══ MATERIAL PROVIDED ══

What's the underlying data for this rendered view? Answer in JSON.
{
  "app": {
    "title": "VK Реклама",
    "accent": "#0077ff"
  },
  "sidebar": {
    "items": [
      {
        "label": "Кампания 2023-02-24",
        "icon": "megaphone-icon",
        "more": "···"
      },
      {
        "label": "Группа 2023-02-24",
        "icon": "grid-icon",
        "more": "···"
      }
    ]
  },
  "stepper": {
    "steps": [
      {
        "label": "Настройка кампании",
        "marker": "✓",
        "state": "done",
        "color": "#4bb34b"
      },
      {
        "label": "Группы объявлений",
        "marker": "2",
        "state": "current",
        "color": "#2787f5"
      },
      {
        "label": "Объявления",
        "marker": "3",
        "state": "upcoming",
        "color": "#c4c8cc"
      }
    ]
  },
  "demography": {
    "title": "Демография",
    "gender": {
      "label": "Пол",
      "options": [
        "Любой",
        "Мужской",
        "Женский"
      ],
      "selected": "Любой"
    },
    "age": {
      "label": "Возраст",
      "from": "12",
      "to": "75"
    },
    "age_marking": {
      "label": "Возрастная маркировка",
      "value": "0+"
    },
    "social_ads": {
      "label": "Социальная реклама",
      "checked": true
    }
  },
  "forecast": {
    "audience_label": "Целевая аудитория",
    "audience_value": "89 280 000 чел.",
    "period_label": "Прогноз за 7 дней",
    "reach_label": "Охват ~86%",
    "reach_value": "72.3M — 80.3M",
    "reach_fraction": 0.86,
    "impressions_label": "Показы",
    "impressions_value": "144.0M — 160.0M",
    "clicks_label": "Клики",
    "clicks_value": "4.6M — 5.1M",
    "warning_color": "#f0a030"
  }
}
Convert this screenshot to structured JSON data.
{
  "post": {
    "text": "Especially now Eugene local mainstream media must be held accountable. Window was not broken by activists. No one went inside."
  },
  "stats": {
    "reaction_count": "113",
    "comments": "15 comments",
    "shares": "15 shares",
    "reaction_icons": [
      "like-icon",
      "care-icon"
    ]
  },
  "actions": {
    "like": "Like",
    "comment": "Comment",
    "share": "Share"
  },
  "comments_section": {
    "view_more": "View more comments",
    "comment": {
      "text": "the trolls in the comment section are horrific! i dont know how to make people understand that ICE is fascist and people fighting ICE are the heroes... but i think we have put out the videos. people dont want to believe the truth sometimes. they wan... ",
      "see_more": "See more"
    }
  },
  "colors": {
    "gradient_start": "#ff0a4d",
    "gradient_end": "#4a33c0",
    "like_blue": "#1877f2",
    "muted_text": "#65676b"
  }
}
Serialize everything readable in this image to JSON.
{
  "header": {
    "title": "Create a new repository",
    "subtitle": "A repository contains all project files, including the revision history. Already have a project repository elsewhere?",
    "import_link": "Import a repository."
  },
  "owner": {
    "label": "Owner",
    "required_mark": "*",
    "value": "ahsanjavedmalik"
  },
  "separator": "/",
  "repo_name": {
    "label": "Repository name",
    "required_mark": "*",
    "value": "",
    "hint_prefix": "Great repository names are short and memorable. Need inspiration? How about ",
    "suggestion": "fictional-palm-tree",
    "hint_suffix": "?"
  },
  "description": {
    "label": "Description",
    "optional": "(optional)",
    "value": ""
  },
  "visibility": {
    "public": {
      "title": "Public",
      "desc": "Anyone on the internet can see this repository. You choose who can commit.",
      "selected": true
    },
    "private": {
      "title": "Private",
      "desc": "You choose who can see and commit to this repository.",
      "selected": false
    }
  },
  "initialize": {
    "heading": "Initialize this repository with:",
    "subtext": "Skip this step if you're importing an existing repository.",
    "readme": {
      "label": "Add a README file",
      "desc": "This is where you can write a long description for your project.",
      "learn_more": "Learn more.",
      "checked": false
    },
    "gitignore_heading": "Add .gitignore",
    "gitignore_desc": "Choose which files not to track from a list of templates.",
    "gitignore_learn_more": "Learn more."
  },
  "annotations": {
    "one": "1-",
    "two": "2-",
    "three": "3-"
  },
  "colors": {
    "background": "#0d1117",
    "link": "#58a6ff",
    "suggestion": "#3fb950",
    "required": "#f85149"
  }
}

═══

### TASK BRIEF
Go through the listing and copy all of it exactly.

### RESULT BELOW
What's the underlying data for this rendered view? Answer in JSON.
{
  "app": {
    "title": "VK Реклама",
    "accent": "#0077ff"
  },
  "sidebar": {
    "items": [
      {
        "label": "Кампания 2023-02-24",
        "icon": "megaphone-icon",
        "more": "···"
      },
      {
        "label": "Группа 2023-02-24",
        "icon": "grid-icon",
        "more": "···"
      }
    ]
  },
  "stepper": {
    "steps": [
      {
        "label": "Настройка кампании",
        "marker": "✓",
        "state": "done",
        "color": "#4bb34b"
      },
      {
        "label": "Группы объявлений",
        "marker": "2",
        "state": "current",
        "color": "#2787f5"
      },
      {
        "label": "Объявления",
        "marker": "3",
        "state": "upcoming",
        "color": "#c4c8cc"
      }
    ]
  },
  "demography": {
    "title": "Демография",
    "gender": {
      "label": "Пол",
      "options": [
        "Любой",
        "Мужской",
        "Женский"
      ],
      "selected": "Любой"
    },
    "age": {
      "label": "Возраст",
      "from": "12",
      "to": "75"
    },
    "age_marking": {
      "label": "Возрастная маркировка",
      "value": "0+"
    },
    "social_ads": {
      "label": "Социальная реклама",
      "checked": true
    }
  },
  "forecast": {
    "audience_label": "Целевая аудитория",
    "audience_value": "89 280 000 чел.",
    "period_label": "Прогноз за 7 дней",
    "reach_label": "Охват ~86%",
    "reach_value": "72.3M — 80.3M",
    "reach_fraction": 0.86,
    "impressions_label": "Показы",
    "impressions_value": "144.0M — 160.0M",
    "clicks_label": "Клики",
    "clicks_value": "4.6M — 5.1M",
    "warning_color": "#f0a030"
  }
}
Convert this screenshot to structured JSON data.
{
  "post": {
    "text": "Especially now Eugene local mainstream media must be held accountable. Window was not broken by activists. No one went inside."
  },
  "stats": {
    "reaction_count": "113",
    "comments": "15 comments",
    "shares": "15 shares",
    "reaction_icons": [
      "like-icon",
      "care-icon"
    ]
  },
  "actions": {
    "like": "Like",
    "comment": "Comment",
    "share": "Share"
  },
  "comments_section": {
    "view_more": "View more comments",
    "comment": {
      "text": "the trolls in the comment section are horrific! i dont know how to make people understand that ICE is fascist and people fighting ICE are the heroes... but i think we have put out the videos. people dont want to believe the truth sometimes. they wan... ",
      "see_more": "See more"
    }
  },
  "colors": {
    "gradient_start": "#ff0a4d",
    "gradient_end": "#4a33c0",
    "like_blue": "#1877f2",
    "muted_text": "#65676b"
  }
}
Serialize everything readable in this image to JSON.
{
  "header": {
    "title": "Create a new repository",
    "subtitle": "A repository contains all project files, including the revision history. Already have a project repository elsewhere?",
    "import_link": "Import a repository."
  },
  "owner": {
    "label": "Owner",
    "required_mark": "*",
    "value": "ahsanjavedmalik"
  },
  "separator": "/",
  "repo_name": {
    "label": "Repository name",
    "required_mark": "*",
    "value": "",
    "hint_prefix": "Great repository names are short and memorable. Need inspiration? How about ",
    "suggestion": "fictional-palm-tree",
    "hint_suffix": "?"
  },
  "description": {
    "label": "Description",
    "optional": "(optional)",
    "value": ""
  },
  "visibility": {
    "public": {
      "title": "Public",
      "desc": "Anyone on the internet can see this repository. You choose who can commit.",
      "selected": true
    },
    "private": {
      "title": "Private",
      "desc": "You choose who can see and commit to this repository.",
      "selected": false
    }
  },
  "initialize": {
    "heading": "Initialize this repository with:",
    "subtext": "Skip this step if you're importing an existing repository.",
    "readme": {
      "label": "Add a README file",
      "desc": "This is where you can write a long description for your project.",
      "learn_more": "Learn more.",
      "checked": false
    },
    "gitignore_heading": "Add .gitignore",
    "gitignore_desc": "Choose which files not to track from a list of templates.",
    "gitignore_learn_more": "Learn more."
  },
  "annotations": {
    "one": "1-",
    "two": "2-",
    "three": "3-"
  },
  "colors": {
    "background": "#0d1117",
    "link": "#58a6ff",
    "suggestion": "#3fb950",
    "required": "#f85149"
  }
}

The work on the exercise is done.